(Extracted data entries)
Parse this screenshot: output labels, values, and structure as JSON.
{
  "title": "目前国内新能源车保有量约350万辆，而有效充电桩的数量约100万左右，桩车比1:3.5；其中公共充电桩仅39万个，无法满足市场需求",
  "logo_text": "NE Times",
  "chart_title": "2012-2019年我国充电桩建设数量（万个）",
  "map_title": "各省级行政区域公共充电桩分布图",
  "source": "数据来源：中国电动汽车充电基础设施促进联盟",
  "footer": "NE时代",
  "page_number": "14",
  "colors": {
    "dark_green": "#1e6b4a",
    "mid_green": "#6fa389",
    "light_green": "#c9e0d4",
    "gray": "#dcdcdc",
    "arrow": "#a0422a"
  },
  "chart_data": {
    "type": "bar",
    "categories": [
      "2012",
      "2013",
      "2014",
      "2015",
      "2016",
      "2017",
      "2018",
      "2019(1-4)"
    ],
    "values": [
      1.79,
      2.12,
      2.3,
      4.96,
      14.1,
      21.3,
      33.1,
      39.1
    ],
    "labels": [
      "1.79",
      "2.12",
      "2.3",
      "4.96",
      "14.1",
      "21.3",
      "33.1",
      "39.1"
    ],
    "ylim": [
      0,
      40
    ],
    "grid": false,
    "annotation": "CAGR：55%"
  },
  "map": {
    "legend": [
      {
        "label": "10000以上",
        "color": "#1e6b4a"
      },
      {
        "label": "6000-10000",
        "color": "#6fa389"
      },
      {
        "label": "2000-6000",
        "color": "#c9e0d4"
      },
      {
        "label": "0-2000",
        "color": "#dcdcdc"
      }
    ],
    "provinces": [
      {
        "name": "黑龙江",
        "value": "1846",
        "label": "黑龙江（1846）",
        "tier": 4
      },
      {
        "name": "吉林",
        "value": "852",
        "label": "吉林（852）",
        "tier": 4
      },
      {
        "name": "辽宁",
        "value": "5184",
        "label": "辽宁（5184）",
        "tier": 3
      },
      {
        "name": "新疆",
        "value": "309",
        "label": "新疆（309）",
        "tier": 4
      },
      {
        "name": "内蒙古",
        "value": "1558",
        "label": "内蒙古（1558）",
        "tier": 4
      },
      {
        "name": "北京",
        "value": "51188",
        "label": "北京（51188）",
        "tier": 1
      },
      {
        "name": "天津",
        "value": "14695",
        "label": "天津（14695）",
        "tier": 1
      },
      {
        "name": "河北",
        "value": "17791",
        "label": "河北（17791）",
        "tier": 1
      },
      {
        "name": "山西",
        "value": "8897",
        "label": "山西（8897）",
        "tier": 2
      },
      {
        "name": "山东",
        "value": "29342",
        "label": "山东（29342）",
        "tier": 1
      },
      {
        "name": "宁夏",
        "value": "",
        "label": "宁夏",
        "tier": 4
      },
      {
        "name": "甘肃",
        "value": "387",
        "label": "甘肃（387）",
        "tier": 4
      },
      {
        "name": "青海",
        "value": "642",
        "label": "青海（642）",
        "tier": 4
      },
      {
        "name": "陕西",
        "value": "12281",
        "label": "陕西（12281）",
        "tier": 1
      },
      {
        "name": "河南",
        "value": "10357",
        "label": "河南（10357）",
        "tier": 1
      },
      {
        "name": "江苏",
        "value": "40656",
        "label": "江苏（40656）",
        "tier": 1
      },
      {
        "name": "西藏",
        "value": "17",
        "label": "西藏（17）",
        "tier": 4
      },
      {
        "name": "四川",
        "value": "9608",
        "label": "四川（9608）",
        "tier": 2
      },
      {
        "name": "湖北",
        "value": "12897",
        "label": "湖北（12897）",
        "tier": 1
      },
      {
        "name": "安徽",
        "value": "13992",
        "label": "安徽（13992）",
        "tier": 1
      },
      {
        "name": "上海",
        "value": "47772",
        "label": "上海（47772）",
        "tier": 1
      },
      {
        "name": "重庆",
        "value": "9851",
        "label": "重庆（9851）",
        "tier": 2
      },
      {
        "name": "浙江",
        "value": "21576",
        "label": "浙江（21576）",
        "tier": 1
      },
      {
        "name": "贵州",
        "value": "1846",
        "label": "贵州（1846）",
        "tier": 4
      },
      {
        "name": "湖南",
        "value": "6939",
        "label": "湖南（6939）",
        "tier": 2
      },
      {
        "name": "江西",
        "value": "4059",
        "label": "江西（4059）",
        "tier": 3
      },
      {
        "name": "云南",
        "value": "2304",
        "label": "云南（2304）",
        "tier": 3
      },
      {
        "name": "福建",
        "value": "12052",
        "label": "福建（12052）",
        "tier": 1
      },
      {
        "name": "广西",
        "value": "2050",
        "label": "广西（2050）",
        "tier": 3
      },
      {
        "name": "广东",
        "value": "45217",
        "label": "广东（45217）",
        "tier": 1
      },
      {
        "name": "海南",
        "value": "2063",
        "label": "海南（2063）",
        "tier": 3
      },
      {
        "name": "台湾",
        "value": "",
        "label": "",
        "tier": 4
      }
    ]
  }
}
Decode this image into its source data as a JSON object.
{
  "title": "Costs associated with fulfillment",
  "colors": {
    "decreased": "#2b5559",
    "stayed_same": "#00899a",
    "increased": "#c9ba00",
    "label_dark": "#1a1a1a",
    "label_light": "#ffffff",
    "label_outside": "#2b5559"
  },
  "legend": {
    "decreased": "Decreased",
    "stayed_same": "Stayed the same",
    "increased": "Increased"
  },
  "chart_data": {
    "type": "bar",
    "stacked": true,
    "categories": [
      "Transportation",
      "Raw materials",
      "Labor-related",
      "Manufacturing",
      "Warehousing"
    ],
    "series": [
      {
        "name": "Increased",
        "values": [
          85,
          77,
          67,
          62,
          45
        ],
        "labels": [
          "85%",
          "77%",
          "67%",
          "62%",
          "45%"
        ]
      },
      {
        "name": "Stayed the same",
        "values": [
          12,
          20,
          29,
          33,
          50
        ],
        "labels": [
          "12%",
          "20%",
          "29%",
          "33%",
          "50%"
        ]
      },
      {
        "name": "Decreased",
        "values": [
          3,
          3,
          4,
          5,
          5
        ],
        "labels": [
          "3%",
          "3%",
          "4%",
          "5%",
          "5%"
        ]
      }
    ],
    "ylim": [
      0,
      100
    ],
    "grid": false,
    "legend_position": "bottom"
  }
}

# Task requirements
Print out every entry, keeping each one exact.

# Solved exercise
Parse this screenshot: output labels, values, and structure as JSON.
{
  "title": "目前国内新能源车保有量约350万辆，而有效充电桩的数量约100万左右，桩车比1:3.5；其中公共充电桩仅39万个，无法满足市场需求",
  "logo_text": "NE Times",
  "chart_title": "2012-2019年我国充电桩建设数量（万个）",
  "map_title": "各省级行政区域公共充电桩分布图",
  "source": "数据来源：中国电动汽车充电基础设施促进联盟",
  "footer": "NE时代",
  "page_number": "14",
  "colors": {
    "dark_green": "#1e6b4a",
    "mid_green": "#6fa389",
    "light_green": "#c9e0d4",
    "gray": "#dcdcdc",
    "arrow": "#a0422a"
  },
  "chart_data": {
    "type": "bar",
    "categories": [
      "2012",
      "2013",
      "2014",
      "2015",
      "2016",
      "2017",
      "2018",
      "2019(1-4)"
    ],
    "values": [
      1.79,
      2.12,
      2.3,
      4.96,
      14.1,
      21.3,
      33.1,
      39.1
    ],
    "labels": [
      "1.79",
      "2.12",
      "2.3",
      "4.96",
      "14.1",
      "21.3",
      "33.1",
      "39.1"
    ],
    "ylim": [
      0,
      40
    ],
    "grid": false,
    "annotation": "CAGR：55%"
  },
  "map": {
    "legend": [
      {
        "label": "10000以上",
        "color": "#1e6b4a"
      },
      {
        "label": "6000-10000",
        "color": "#6fa389"
      },
      {
        "label": "2000-6000",
        "color": "#c9e0d4"
      },
      {
        "label": "0-2000",
        "color": "#dcdcdc"
      }
    ],
    "provinces": [
      {
        "name": "黑龙江",
        "value": "1846",
        "label": "黑龙江（1846）",
        "tier": 4
      },
      {
        "name": "吉林",
        "value": "852",
        "label": "吉林（852）",
        "tier": 4
      },
      {
        "name": "辽宁",
        "value": "5184",
        "label": "辽宁（5184）",
        "tier": 3
      },
      {
        "name": "新疆",
        "value": "309",
        "label": "新疆（309）",
        "tier": 4
      },
      {
        "name": "内蒙古",
        "value": "1558",
        "label": "内蒙古（1558）",
        "tier": 4
      },
      {
        "name": "北京",
        "value": "51188",
        "label": "北京（51188）",
        "tier": 1
      },
      {
        "name": "天津",
        "value": "14695",
        "label": "天津（14695）",
        "tier": 1
      },
      {
        "name": "河北",
        "value": "17791",
        "label": "河北（17791）",
        "tier": 1
      },
      {
        "name": "山西",
        "value": "8897",
        "label": "山西（8897）",
        "tier": 2
      },
      {
        "name": "山东",
        "value": "29342",
        "label": "山东（29342）",
        "tier": 1
      },
      {
        "name": "宁夏",
        "value": "",
        "label": "宁夏",
        "tier": 4
      },
      {
        "name": "甘肃",
        "value": "387",
        "label": "甘肃（387）",
        "tier": 4
      },
      {
        "name": "青海",
        "value": "642",
        "label": "青海（642）",
        "tier": 4
      },
      {
        "name": "陕西",
        "value": "12281",
        "label": "陕西（12281）",
        "tier": 1
      },
      {
        "name": "河南",
        "value": "10357",
        "label": "河南（10357）",
        "tier": 1
      },
      {
        "name": "江苏",
        "value": "40656",
        "label": "江苏（40656）",
        "tier": 1
      },
      {
        "name": "西藏",
        "value": "17",
        "label": "西藏（17）",
        "tier": 4
      },
      {
        "name": "四川",
        "value": "9608",
        "label": "四川（9608）",
        "tier": 2
      },
      {
        "name": "湖北",
        "value": "12897",
        "label": "湖北（12897）",
        "tier": 1
      },
      {
        "name": "安徽",
        "value": "13992",
        "label": "安徽（13992）",
        "tier": 1
      },
      {
        "name": "上海",
        "value": "47772",
        "label": "上海（47772）",
        "tier": 1
      },
      {
        "name": "重庆",
        "value": "9851",
        "label": "重庆（9851）",
        "tier": 2
      },
      {
        "name": "浙江",
        "value": "21576",
        "label": "浙江（21576）",
        "tier": 1
      },
      {
        "name": "贵州",
        "value": "1846",
        "label": "贵州（1846）",
        "tier": 4
      },
      {
        "name": "湖南",
        "value": "6939",
        "label": "湖南（6939）",
        "tier": 2
      },
      {
        "name": "江西",
        "value": "4059",
        "label": "江西（4059）",
        "tier": 3
      },
      {
        "name": "云南",
        "value": "2304",
        "label": "云南（2304）",
        "tier": 3
      },
      {
        "name": "福建",
        "value": "12052",
        "label": "福建（12052）",
        "tier": 1
      },
      {
        "name": "广西",
        "value": "2050",
        "label": "广西（2050）",
        "tier": 3
      },
      {
        "name": "广东",
        "value": "45217",
        "label": "广东（45217）",
        "tier": 1
      },
      {
        "name": "海南",
        "value": "2063",
        "label": "海南（2063）",
        "tier": 3
      },
      {
        "name": "台湾",
        "value": "",
        "label": "",
        "tier": 4
      }
    ]
  }
}
Decode this image into its source data as a JSON object.
{
  "title": "Costs associated with fulfillment",
  "colors": {
    "decreased": "#2b5559",
    "stayed_same": "#00899a",
    "increased": "#c9ba00",
    "label_dark": "#1a1a1a",
    "label_light": "#ffffff",
    "label_outside": "#2b5559"
  },
  "legend": {
    "decreased": "Decreased",
    "stayed_same": "Stayed the same",
    "increased": "Increased"
  },
  "chart_data": {
    "type": "bar",
    "stacked": true,
    "categories": [
      "Transportation",
      "Raw materials",
      "Labor-related",
      "Manufacturing",
      "Warehousing"
    ],
    "series": [
      {
        "name": "Increased",
        "values": [
          85,
          77,
          67,
          62,
          45
        ],
        "labels": [
          "85%",
          "77%",
          "67%",
          "62%",
          "45%"
        ]
      },
      {
        "name": "Stayed the same",
        "values": [
          12,
          20,
          29,
          33,
          50
        ],
        "labels": [
          "12%",
          "20%",
          "29%",
          "33%",
          "50%"
        ]
      },
      {
        "name": "Decreased",
        "values": [
          3,
          3,
          4,
          5,
          5
        ],
        "labels": [
          "3%",
          "3%",
          "4%",
          "5%",
          "5%"
        ]
      }
    ],
    "ylim": [
      0,
      100
    ],
    "grid": false,
    "legend_position": "bottom"
  }
}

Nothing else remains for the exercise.